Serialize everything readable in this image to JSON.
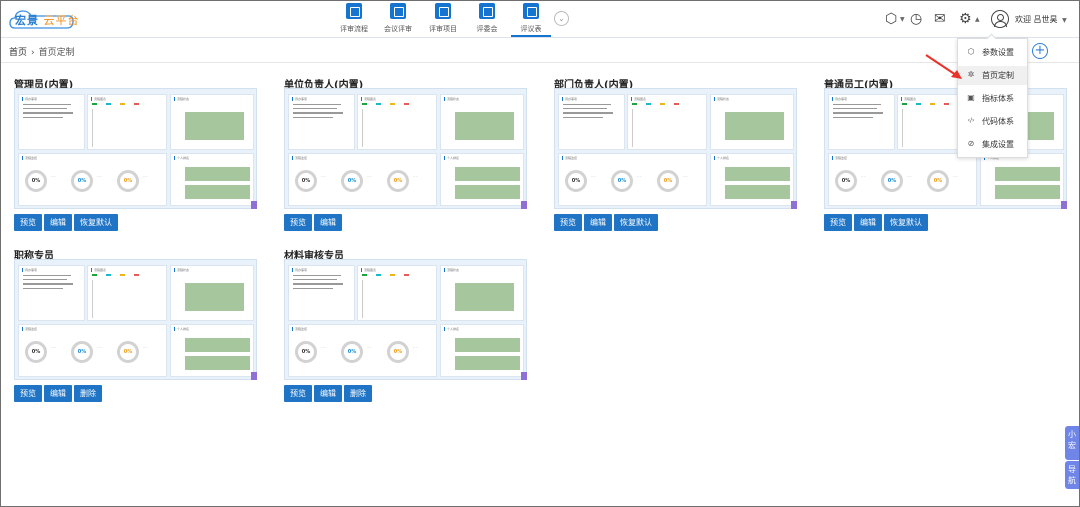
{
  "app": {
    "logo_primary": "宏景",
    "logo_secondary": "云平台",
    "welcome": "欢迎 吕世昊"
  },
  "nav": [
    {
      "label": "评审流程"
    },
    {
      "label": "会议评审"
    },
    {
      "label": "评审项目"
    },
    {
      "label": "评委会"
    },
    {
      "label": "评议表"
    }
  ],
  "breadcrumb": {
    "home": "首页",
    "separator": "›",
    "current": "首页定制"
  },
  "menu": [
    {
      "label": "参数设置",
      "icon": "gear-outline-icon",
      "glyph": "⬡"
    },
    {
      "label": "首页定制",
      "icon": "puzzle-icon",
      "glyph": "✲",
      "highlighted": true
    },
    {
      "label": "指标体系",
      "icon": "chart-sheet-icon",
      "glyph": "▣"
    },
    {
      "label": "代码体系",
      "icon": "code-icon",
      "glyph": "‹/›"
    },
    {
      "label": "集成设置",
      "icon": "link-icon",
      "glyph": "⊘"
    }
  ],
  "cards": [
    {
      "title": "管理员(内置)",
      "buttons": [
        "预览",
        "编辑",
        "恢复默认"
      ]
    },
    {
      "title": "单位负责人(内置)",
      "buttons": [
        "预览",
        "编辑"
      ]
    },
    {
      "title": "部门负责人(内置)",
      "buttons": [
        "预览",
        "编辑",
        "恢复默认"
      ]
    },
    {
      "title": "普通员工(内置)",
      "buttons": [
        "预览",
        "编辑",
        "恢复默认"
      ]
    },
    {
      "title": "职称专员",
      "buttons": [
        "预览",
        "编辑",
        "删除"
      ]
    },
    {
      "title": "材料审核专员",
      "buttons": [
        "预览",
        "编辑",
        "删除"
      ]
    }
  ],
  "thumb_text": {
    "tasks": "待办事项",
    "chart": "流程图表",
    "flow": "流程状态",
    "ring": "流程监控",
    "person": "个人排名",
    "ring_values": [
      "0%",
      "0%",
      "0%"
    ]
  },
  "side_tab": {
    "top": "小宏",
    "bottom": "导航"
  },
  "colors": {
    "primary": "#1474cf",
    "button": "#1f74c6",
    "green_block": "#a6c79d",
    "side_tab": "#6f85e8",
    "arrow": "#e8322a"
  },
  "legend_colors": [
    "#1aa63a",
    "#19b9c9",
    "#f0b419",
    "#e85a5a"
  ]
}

____________

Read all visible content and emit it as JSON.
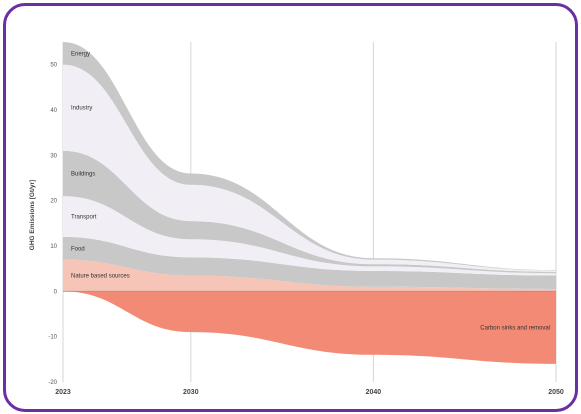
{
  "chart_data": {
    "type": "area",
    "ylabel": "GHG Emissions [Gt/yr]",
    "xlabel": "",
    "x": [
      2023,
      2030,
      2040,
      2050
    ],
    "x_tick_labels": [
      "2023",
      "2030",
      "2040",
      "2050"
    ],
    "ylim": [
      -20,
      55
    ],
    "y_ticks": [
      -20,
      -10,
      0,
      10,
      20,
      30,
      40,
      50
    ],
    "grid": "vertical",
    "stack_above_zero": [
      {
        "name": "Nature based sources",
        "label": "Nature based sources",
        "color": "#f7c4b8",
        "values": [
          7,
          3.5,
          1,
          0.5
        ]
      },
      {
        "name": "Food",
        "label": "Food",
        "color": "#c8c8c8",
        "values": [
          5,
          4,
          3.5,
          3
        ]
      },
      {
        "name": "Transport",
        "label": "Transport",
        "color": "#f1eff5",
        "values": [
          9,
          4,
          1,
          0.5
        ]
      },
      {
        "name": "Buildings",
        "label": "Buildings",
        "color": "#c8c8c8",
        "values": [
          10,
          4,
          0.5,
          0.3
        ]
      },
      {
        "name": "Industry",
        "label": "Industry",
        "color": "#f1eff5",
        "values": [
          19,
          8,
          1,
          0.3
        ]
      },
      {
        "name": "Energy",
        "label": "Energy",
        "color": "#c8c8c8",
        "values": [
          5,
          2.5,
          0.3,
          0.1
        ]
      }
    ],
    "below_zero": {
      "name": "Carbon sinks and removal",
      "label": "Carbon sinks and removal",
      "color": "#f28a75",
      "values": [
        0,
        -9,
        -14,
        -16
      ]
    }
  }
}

____________

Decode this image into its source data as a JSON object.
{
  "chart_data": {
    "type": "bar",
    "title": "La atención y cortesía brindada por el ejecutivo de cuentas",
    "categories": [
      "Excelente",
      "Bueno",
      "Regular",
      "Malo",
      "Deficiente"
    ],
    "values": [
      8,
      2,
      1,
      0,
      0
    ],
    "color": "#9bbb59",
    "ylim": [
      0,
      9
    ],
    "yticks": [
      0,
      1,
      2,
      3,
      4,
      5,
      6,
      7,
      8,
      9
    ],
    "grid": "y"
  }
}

____________

STATED PROBLEM. Of all the lines above, how many contain the word "based"? Answer with only the number.

ANSWER TO THE EXERCISE. 2